▶ [Aim of the exercise]
State how many lines of the data contain the word "this", and write nothing besides the number.

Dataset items
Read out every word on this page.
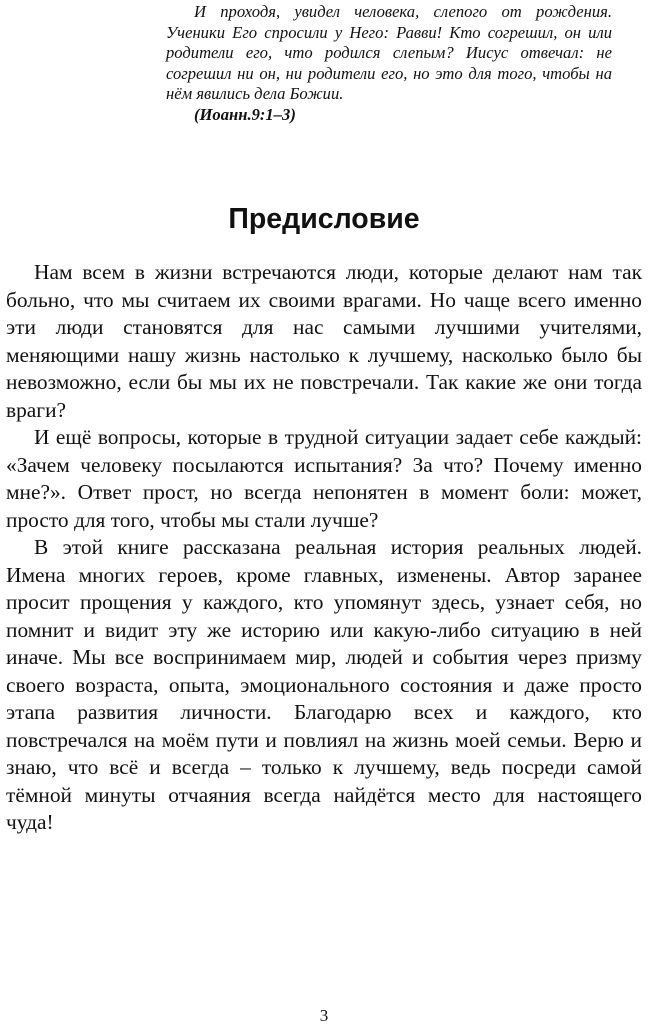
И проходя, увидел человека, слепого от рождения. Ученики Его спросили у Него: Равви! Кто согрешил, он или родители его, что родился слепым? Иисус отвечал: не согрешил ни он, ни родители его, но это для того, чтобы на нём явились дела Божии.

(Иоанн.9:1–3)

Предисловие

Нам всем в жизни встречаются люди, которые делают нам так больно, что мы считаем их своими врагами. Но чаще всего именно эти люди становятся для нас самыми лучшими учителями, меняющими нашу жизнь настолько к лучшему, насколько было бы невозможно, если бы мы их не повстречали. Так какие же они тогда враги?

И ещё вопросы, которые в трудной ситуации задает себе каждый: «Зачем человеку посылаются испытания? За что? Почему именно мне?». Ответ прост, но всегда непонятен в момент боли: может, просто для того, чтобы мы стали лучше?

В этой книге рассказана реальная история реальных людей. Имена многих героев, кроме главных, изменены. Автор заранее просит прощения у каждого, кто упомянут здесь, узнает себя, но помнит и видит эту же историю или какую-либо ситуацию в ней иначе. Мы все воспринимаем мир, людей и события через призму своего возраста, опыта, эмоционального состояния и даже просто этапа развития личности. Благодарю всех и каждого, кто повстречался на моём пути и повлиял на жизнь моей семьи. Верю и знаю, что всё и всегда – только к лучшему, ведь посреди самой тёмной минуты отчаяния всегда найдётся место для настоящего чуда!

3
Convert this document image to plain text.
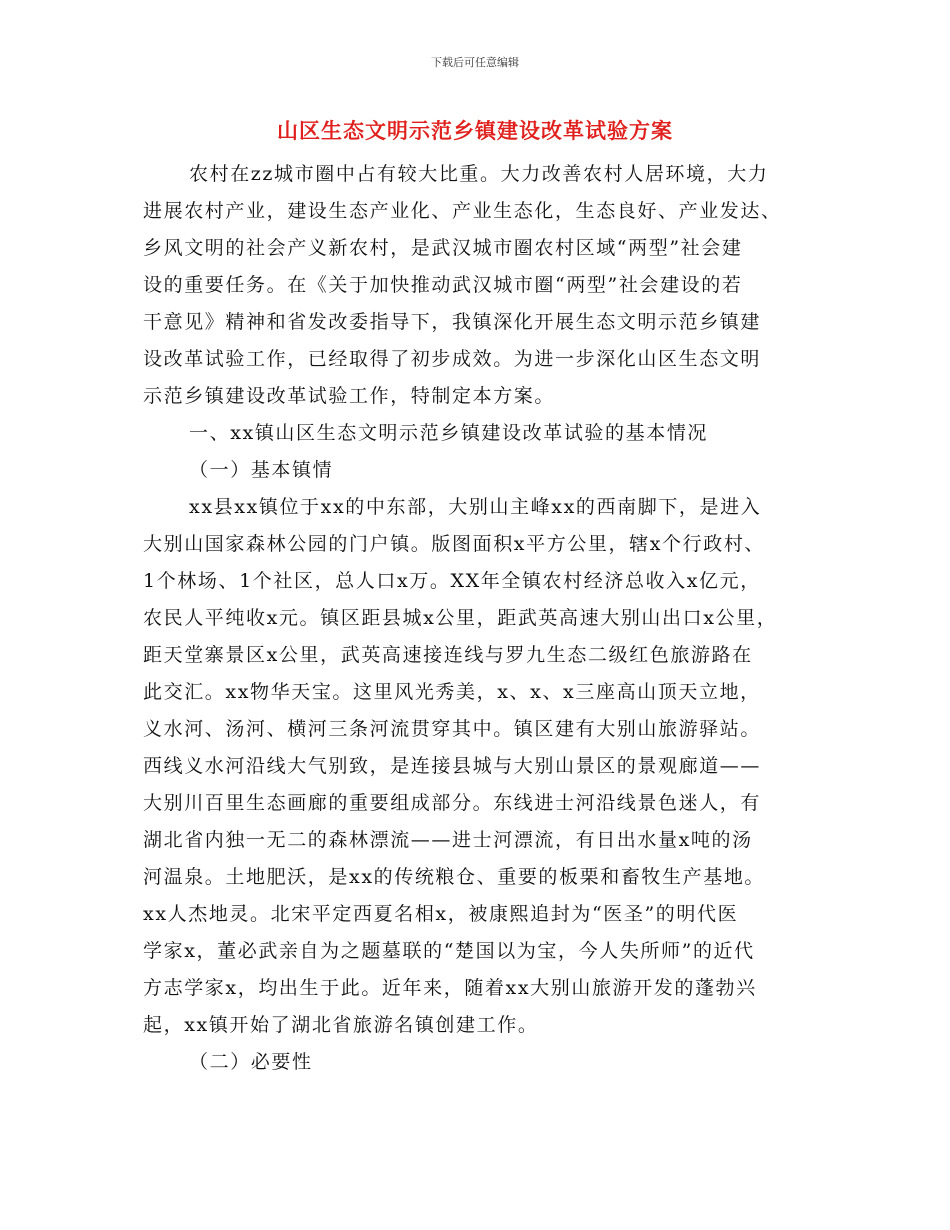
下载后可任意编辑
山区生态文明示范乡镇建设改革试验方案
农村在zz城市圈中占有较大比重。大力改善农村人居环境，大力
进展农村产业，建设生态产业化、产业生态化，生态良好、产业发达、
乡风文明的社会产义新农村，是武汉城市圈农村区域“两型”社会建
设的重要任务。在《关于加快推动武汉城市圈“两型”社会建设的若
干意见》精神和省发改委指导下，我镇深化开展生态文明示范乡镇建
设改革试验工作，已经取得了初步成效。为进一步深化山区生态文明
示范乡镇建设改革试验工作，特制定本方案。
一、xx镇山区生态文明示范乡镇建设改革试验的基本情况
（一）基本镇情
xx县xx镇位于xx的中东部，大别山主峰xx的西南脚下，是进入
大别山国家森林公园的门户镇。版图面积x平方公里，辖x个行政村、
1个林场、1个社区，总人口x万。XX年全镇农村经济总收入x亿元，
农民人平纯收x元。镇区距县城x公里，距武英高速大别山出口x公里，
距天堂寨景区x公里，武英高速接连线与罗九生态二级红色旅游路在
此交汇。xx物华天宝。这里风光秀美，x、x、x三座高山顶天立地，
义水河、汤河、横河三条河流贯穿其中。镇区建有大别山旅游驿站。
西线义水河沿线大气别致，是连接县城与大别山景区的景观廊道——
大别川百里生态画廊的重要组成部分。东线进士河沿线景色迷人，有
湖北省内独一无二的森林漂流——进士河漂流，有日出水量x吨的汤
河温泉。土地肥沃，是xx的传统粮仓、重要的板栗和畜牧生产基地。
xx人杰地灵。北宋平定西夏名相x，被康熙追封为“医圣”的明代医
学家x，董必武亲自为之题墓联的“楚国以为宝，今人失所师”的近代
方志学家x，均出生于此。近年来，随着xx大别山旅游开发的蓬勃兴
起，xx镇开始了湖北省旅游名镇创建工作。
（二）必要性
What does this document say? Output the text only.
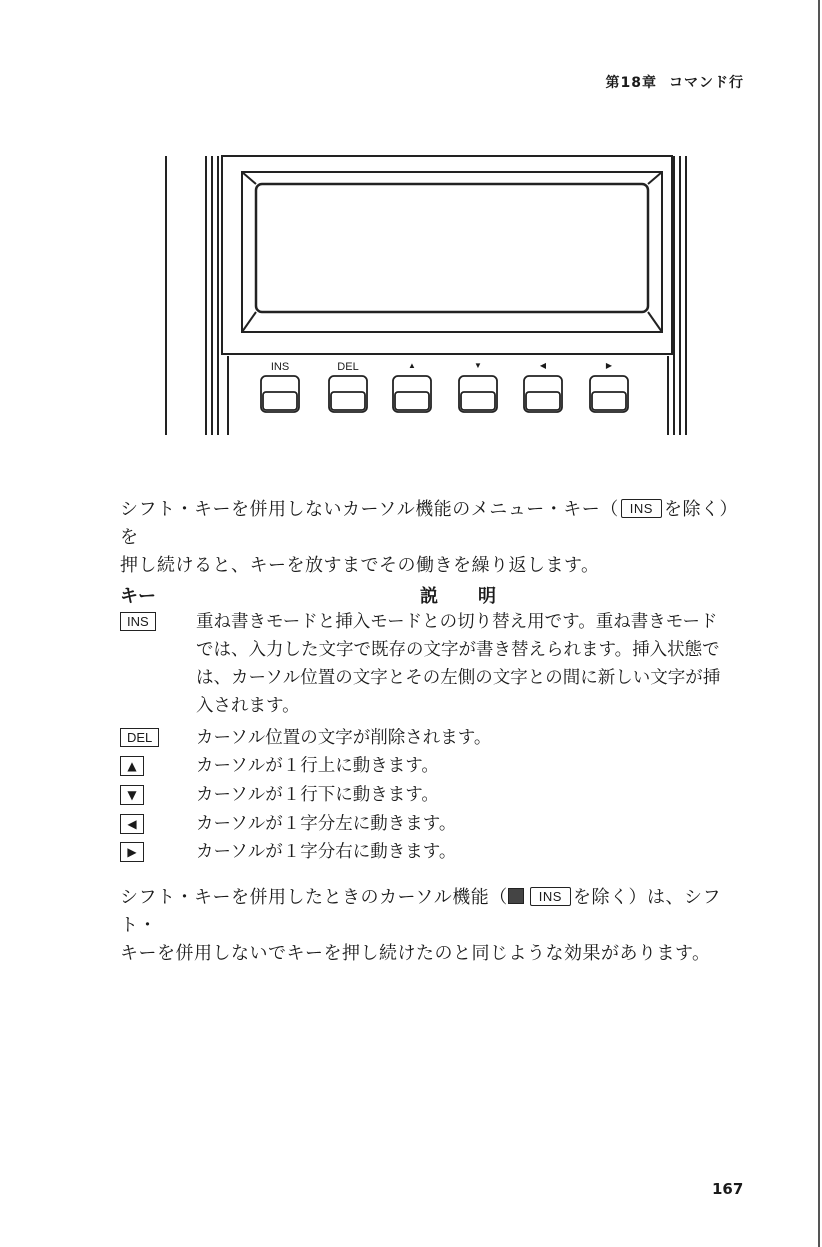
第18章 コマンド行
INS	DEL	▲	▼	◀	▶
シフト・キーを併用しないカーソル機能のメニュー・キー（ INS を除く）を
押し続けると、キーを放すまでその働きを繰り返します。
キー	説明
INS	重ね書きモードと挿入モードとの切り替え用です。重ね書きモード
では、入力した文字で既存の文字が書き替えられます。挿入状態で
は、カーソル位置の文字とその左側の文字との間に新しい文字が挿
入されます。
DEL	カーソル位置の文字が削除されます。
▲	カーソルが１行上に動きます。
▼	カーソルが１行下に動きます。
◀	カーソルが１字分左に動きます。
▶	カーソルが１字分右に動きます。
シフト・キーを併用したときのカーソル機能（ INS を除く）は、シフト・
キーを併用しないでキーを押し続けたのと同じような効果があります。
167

▶ [Reply]
3